● **Page excerpt**:
Longtime Democratic strategist James Carville is sounding the alarm once again—and this time, he’s not just calling for a rebrand. He’s calling for a breakup. During a candid appearance on Politicon’s “Politics War Room,” the veteran Clinton-era consultant said the Democratic Party needs a major transformation to survive—and that may mean sending the far-left progressive wing packing.

Maybe we need to have a schism,” Carville said bluntly. “There’s the Justice Party, the Working Families Party, the Socialist Party—you’ve got options. Just don’t use the word ‘Democratic’ in your name.”

In classic Carville fashion, the Louisiana firebrand didn’t mince words. While acknowledging he still agrees with about “85 percent” of what the identity-driven left wants, he argued that pronoun politics, radical cultural messaging, and elite virtue-signaling are dragging the party off a cliff.

If this election didn’t teach you how damaging that is, I don’t think there’s anything that I can tell you,” Carville said, taking a not-so-veiled swipe at the progressive crowd that dominates blue-state Twitter but struggles to win hearts in middle America. “You’re not really going to hurt my feelings if you say I’m stuck in another century.”

● **Data records**:

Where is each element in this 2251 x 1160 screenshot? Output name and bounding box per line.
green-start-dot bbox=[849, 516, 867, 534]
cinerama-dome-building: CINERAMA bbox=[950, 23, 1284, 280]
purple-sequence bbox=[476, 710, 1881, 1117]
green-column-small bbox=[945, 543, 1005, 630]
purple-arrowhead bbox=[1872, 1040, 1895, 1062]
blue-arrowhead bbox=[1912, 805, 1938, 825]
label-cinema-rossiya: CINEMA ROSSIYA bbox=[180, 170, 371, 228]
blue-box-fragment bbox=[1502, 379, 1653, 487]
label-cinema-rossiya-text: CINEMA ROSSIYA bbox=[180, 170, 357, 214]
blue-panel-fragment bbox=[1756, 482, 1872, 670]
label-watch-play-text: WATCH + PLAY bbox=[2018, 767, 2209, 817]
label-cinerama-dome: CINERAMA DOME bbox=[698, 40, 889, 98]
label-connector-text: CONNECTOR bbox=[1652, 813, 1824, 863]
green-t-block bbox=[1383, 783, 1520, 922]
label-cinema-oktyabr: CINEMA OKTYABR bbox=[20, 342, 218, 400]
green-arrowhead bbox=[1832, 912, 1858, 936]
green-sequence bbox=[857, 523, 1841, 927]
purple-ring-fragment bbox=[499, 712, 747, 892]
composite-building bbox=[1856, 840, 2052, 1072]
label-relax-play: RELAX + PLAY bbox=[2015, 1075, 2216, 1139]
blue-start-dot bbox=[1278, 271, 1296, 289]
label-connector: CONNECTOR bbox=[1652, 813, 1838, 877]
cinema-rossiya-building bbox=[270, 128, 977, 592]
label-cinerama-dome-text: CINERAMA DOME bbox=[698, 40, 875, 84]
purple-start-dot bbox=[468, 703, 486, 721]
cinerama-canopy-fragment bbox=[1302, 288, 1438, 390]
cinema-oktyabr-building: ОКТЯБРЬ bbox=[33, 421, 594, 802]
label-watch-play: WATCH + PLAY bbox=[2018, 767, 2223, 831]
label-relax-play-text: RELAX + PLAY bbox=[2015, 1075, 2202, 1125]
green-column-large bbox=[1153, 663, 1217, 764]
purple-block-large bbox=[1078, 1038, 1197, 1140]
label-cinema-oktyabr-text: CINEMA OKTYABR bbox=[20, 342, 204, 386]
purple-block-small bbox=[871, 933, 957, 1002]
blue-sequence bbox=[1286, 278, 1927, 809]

● **Directive**:
Answer these from the article on James Carville:
(a) On what program did Carville make his remarks?
(b) What three parties did he name as options?
(c) About what share of what the identity-driven left wants does he say he agrees with?

● **Written response**:
(a) Politicon's "Politics War Room"
(b) The Justice Party, the Working Families Party, and the Socialist Party
(c) About 85 percent